## Task description
Count every line of the material that holds the string "BOOST". Respond with the total only.

## Supplied material
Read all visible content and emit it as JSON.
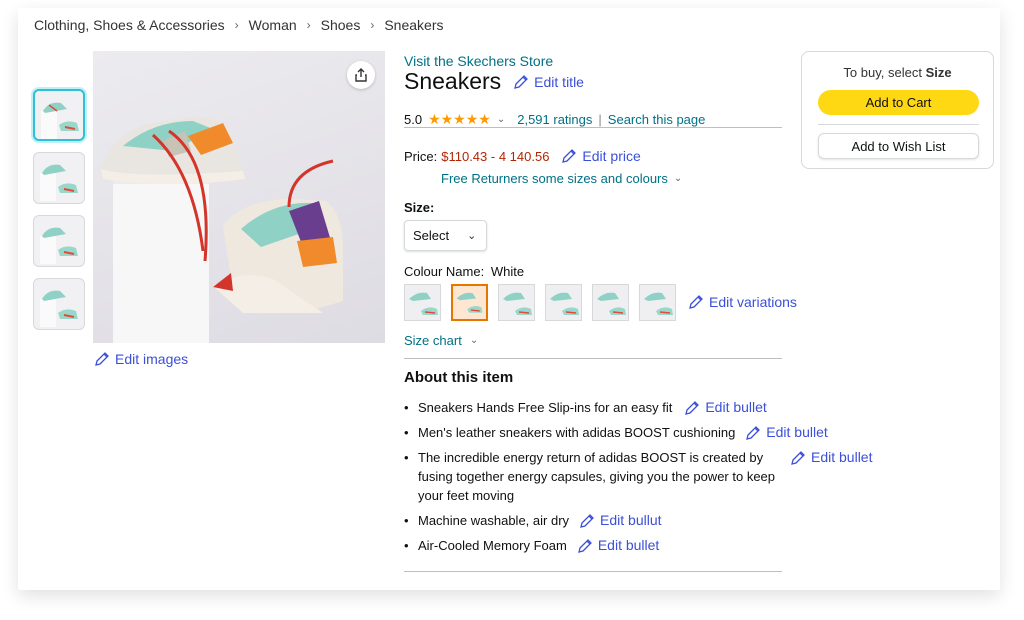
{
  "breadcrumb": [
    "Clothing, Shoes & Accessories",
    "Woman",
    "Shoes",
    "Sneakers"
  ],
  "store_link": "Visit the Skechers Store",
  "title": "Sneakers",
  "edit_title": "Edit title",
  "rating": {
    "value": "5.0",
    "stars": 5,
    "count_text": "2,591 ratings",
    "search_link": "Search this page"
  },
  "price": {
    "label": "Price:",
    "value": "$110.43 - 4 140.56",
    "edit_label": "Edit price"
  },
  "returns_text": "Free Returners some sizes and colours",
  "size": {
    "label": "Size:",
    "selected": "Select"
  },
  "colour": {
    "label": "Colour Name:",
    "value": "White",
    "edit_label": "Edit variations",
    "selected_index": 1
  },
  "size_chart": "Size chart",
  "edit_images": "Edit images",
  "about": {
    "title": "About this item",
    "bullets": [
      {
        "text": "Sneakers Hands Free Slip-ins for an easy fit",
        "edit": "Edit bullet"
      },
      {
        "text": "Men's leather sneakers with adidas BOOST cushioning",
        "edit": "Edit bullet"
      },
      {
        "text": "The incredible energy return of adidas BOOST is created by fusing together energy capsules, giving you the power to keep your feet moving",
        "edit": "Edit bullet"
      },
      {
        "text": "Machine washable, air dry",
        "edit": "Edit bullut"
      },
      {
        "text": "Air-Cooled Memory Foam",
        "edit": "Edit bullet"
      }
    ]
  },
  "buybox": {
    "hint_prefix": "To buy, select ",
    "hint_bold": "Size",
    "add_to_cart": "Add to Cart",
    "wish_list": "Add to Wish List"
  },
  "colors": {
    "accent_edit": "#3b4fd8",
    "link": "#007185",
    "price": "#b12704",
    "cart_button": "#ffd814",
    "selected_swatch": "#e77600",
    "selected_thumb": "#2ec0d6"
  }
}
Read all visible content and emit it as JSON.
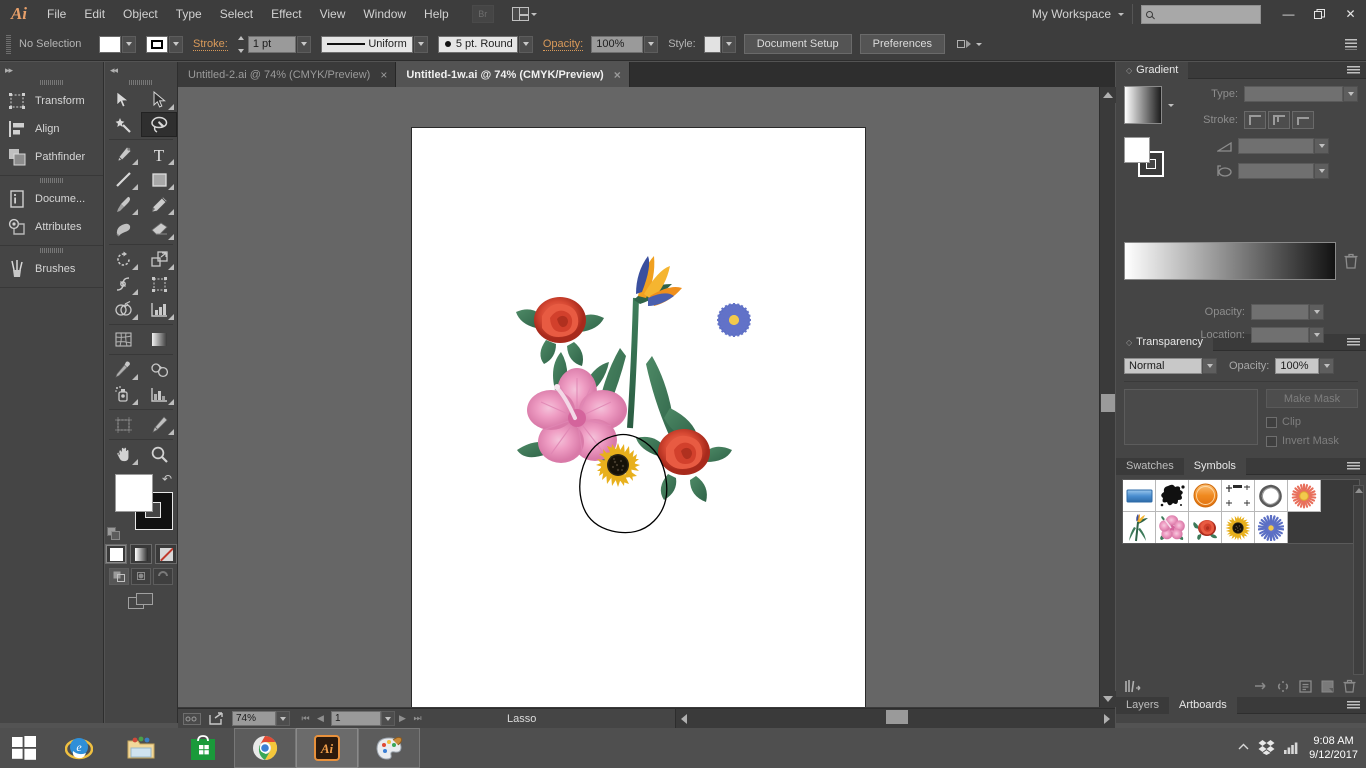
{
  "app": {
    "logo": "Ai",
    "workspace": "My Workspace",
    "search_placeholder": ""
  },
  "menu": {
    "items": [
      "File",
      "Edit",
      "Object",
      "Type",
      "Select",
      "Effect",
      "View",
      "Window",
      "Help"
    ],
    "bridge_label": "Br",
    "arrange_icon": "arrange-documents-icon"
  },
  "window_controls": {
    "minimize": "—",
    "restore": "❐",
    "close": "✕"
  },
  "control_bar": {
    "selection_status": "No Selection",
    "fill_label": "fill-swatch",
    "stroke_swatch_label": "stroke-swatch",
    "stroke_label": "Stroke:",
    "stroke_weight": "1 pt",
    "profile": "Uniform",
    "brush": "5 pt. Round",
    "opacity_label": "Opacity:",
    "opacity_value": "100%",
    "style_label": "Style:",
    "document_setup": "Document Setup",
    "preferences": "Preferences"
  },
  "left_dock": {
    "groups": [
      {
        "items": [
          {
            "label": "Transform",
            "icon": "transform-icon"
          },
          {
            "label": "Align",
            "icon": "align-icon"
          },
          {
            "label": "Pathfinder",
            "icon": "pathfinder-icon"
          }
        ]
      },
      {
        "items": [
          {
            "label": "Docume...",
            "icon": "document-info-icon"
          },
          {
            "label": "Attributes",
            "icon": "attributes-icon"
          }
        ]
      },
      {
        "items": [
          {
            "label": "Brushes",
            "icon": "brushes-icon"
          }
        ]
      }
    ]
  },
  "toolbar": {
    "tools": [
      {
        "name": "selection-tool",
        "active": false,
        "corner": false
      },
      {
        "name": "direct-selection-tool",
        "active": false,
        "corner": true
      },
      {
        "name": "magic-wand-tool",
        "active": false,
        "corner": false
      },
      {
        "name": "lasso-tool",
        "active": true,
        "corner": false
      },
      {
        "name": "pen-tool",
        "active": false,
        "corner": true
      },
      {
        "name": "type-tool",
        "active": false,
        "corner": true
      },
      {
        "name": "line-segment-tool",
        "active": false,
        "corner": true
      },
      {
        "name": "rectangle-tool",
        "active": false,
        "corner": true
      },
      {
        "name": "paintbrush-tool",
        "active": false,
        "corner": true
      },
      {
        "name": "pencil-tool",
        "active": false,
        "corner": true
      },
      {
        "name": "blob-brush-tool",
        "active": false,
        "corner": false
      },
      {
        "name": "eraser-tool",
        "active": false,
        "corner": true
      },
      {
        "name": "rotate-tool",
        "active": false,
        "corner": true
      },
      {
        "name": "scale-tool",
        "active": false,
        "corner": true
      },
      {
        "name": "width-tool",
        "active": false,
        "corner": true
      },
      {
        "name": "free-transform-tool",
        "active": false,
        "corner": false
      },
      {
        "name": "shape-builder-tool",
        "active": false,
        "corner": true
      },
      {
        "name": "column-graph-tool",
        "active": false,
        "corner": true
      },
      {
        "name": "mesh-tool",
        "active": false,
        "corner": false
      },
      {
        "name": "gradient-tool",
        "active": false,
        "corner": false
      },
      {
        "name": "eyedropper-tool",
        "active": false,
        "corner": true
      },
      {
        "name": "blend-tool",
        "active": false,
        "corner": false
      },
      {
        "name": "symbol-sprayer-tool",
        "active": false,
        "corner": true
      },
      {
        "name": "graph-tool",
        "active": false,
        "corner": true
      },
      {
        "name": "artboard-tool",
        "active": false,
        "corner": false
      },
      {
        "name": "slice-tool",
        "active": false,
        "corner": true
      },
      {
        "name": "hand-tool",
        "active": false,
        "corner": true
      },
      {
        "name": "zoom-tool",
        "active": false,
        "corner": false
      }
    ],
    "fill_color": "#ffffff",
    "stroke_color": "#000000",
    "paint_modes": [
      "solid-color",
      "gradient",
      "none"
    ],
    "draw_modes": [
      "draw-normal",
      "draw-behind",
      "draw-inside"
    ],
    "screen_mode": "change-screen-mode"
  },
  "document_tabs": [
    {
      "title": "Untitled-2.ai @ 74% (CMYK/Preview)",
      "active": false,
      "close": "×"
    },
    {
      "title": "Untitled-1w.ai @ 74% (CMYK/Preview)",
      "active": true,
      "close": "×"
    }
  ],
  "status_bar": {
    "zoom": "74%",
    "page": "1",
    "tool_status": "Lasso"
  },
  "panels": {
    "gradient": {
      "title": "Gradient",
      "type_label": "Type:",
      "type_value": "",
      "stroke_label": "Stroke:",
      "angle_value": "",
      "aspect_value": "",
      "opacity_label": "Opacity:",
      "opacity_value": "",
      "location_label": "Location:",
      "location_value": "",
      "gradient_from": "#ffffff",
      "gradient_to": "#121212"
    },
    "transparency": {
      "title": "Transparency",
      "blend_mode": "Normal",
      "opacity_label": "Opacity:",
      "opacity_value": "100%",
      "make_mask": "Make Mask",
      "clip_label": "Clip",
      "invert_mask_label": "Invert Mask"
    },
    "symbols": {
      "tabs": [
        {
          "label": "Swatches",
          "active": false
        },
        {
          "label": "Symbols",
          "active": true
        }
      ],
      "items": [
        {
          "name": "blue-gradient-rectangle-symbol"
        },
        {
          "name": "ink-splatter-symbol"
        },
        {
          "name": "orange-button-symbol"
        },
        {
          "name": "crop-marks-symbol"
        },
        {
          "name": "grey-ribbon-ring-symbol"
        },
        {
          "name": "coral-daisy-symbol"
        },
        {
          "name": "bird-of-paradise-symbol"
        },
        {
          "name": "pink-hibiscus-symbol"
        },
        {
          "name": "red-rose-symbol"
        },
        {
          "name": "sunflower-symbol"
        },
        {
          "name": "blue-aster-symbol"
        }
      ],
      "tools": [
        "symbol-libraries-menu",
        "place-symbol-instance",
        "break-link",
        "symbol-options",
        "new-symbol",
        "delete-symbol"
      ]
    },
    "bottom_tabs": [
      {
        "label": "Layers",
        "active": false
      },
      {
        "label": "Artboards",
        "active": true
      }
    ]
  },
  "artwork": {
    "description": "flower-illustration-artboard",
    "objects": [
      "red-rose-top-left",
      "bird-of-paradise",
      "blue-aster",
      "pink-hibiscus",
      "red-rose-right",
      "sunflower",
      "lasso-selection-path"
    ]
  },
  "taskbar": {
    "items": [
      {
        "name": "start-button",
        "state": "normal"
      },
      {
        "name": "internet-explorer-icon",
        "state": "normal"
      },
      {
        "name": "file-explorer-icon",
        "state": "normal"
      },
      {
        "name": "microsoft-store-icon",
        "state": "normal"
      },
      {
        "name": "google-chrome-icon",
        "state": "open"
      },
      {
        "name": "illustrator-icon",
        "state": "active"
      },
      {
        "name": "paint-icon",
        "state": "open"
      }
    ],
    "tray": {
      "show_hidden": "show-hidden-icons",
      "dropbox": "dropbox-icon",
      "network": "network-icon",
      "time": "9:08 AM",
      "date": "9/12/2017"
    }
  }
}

## Response
2